Figure content listings →

* Begin *

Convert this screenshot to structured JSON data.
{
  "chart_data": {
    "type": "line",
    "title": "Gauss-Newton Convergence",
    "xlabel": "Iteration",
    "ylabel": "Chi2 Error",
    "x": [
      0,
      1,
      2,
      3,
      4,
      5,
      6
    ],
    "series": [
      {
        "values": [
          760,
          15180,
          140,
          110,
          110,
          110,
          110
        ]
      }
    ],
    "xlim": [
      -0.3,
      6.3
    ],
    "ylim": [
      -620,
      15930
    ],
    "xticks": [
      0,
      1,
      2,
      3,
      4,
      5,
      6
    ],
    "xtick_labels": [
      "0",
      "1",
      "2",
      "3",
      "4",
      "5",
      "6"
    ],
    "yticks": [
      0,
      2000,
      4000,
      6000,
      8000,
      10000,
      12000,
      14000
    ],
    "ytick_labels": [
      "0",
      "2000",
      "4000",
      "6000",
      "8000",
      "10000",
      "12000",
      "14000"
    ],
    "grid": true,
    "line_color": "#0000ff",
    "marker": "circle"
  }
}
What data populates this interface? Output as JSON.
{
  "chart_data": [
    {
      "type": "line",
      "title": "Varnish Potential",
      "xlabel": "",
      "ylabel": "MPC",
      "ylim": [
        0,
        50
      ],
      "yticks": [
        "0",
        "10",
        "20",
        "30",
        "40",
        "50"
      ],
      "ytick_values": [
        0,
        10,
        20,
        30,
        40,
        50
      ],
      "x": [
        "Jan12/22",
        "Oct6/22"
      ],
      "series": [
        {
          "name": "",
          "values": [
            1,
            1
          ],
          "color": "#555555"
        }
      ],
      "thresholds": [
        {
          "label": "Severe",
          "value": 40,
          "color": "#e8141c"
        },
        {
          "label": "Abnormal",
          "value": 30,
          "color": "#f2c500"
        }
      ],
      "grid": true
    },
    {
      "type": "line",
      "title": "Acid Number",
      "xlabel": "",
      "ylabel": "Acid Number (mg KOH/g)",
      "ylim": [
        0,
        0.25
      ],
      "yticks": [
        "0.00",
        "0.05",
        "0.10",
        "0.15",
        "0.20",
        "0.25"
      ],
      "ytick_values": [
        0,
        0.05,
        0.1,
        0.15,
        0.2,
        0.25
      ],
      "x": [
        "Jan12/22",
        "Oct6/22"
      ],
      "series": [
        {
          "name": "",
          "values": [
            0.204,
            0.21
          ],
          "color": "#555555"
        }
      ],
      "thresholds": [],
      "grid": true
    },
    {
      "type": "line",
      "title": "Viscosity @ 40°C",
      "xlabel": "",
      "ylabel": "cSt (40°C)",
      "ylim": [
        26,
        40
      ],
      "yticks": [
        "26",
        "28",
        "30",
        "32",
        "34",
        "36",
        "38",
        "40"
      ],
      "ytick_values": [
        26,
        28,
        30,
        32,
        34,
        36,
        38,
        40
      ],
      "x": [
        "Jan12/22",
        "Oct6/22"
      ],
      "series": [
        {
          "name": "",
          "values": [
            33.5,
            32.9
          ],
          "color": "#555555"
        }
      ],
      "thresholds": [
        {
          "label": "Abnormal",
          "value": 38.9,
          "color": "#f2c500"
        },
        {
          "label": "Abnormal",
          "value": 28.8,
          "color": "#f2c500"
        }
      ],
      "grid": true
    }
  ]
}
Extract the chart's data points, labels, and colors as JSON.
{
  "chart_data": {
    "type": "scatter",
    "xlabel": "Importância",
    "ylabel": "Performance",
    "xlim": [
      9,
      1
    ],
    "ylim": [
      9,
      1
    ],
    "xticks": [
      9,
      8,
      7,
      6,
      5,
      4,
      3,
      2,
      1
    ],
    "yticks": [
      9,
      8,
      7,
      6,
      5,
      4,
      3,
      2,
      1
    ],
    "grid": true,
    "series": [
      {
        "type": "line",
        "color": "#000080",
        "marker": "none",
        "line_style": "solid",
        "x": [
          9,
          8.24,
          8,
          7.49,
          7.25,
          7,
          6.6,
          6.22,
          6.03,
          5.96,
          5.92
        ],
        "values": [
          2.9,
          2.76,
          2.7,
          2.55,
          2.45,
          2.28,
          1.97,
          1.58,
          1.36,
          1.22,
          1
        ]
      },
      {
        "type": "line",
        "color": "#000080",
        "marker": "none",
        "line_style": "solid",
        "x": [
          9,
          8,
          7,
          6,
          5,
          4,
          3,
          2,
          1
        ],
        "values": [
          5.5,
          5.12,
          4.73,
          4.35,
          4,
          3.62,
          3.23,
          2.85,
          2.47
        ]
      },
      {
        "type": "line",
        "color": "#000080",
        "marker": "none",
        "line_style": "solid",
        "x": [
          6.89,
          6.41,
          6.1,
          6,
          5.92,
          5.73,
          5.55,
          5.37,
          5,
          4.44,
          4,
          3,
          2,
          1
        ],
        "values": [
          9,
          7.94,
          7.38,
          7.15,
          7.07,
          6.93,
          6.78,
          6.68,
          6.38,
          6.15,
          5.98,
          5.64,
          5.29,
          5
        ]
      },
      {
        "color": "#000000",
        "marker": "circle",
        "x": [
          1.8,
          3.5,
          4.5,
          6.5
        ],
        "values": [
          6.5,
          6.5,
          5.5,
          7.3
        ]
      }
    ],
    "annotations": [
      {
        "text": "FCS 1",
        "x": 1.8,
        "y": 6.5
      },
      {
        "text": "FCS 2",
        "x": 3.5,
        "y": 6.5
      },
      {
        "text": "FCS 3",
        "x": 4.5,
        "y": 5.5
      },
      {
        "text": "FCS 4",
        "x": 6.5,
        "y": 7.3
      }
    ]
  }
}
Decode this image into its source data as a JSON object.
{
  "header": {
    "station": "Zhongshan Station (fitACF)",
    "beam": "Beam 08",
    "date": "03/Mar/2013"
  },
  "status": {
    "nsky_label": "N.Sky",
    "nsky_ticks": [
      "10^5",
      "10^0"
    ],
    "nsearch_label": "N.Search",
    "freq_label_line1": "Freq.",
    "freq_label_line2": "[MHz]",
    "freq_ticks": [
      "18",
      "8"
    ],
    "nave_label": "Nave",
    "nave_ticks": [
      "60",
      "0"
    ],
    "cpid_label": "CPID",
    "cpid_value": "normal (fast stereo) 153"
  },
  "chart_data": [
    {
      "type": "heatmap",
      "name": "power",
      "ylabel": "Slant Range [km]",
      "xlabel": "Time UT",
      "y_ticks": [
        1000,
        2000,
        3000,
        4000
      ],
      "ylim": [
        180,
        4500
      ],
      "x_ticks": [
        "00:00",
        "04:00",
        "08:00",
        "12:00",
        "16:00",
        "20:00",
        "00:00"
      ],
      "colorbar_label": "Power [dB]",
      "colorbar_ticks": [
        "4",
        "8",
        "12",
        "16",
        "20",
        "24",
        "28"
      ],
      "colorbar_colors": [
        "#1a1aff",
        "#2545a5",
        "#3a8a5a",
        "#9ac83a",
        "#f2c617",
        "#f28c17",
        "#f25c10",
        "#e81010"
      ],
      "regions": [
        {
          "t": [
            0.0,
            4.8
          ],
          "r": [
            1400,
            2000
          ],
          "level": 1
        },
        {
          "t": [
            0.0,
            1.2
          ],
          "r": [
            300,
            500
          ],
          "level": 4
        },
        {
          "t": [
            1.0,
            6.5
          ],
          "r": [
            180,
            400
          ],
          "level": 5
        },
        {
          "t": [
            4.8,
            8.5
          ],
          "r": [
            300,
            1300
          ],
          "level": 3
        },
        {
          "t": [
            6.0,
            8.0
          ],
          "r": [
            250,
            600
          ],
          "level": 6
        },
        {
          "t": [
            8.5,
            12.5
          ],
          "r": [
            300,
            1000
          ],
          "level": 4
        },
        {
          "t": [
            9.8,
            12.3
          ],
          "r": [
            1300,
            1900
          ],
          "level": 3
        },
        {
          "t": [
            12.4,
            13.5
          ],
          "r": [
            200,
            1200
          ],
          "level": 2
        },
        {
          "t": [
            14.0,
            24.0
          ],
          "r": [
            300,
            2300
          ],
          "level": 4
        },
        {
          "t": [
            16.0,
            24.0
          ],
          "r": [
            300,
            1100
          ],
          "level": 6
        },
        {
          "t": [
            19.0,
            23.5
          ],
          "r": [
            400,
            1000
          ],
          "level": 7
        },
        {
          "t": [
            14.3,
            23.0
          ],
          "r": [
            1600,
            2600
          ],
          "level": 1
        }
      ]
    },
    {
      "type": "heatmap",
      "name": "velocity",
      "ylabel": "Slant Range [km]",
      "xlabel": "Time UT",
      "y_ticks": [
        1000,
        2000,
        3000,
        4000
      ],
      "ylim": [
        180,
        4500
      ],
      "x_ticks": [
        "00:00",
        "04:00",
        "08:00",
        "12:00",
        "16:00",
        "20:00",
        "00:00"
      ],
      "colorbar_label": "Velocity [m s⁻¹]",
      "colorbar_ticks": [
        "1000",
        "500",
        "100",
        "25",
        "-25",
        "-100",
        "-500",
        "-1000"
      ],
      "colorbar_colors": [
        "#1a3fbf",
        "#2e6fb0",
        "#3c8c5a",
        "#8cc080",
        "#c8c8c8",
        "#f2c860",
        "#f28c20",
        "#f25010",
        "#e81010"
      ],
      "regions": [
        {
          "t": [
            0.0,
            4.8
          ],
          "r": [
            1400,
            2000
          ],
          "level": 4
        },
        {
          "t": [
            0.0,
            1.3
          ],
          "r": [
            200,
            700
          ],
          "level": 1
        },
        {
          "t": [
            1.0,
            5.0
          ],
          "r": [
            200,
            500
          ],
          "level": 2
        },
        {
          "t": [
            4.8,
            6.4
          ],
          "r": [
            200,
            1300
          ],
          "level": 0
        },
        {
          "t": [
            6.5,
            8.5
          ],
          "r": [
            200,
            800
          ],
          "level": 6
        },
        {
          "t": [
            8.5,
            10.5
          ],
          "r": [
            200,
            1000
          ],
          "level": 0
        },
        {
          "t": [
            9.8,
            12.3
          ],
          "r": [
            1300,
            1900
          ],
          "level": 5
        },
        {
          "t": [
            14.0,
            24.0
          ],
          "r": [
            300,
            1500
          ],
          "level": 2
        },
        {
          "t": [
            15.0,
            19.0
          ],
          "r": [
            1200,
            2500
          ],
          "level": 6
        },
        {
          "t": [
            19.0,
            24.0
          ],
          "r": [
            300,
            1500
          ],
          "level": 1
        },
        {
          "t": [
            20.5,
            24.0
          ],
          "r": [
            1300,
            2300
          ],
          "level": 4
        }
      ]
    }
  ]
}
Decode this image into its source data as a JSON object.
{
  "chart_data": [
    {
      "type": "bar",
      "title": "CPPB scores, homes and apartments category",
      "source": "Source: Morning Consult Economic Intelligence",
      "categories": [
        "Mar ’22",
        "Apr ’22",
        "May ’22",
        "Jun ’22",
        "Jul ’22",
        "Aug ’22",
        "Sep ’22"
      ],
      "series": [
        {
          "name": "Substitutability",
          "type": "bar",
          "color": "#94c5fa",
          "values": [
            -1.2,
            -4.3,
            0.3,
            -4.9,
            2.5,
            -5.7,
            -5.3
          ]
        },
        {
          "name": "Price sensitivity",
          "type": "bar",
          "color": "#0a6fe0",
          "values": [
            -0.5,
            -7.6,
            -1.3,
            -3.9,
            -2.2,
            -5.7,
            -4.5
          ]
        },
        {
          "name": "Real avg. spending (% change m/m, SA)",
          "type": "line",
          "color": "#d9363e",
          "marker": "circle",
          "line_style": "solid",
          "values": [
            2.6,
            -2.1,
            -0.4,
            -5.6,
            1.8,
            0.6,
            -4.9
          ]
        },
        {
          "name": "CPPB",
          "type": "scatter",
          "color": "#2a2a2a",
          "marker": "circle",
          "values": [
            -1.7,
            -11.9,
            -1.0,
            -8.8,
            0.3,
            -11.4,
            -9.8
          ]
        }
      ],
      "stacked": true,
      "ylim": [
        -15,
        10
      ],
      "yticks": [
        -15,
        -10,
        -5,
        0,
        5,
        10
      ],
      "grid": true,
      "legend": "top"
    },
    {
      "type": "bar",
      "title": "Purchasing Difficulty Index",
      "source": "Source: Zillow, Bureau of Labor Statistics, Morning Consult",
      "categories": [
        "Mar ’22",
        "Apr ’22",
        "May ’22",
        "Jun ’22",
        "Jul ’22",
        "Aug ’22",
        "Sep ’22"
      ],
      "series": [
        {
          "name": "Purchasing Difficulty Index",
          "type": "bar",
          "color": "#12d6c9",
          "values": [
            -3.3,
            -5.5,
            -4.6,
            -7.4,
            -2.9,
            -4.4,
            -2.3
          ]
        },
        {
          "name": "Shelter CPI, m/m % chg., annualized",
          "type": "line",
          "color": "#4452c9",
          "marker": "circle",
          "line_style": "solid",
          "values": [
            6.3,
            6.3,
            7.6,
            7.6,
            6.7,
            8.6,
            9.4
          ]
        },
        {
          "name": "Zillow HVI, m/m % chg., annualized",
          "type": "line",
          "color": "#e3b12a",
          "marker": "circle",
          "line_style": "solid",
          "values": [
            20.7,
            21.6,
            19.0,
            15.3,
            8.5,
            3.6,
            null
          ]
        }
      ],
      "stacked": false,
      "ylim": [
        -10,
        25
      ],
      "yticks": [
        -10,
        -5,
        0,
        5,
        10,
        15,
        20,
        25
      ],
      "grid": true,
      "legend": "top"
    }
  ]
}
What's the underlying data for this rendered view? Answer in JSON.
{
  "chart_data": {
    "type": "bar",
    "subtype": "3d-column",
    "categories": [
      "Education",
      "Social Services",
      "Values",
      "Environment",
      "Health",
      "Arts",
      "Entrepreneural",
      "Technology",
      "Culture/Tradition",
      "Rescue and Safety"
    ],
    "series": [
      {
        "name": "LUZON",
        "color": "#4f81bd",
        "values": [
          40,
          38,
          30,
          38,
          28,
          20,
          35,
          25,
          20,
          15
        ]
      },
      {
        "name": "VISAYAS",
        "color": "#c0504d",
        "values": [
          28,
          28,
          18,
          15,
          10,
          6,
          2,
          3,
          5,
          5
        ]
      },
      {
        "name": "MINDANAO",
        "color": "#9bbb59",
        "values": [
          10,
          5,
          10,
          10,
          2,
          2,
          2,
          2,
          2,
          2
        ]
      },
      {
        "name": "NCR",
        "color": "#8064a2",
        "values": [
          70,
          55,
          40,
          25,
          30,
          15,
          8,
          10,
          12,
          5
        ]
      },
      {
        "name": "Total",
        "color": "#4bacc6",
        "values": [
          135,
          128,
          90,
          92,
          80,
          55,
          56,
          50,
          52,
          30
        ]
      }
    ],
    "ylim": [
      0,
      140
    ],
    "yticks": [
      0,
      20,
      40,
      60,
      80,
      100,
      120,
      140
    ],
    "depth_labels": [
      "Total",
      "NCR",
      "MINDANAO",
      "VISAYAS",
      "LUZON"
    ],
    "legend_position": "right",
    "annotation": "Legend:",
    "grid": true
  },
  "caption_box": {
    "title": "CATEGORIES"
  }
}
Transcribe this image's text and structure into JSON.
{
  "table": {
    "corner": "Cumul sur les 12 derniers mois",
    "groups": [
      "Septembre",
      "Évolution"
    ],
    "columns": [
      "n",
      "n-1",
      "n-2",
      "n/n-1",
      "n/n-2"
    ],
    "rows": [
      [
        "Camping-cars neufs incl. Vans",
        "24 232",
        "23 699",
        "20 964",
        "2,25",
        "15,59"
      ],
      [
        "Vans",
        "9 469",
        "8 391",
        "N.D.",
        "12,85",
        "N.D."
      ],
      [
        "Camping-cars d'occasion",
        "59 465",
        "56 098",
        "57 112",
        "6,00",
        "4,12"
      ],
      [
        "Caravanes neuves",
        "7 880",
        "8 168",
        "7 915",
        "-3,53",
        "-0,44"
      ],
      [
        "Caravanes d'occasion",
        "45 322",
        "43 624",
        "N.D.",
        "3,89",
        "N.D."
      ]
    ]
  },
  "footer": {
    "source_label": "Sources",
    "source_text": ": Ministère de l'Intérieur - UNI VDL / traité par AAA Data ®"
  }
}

* End *

YOUR GOAL →
Each line that holds the word "title" is to be copied.

SOLUTION TO THIS PROBLEM →
    "title": "Gauss-Newton Convergence",
      "title": "Varnish Potential",
      "title": "Acid Number",
      "title": "Viscosity @ 40°C",
      "title": "CPPB scores, homes and apartments category",
      "title": "Purchasing Difficulty Index",
    "title": "CATEGORIES"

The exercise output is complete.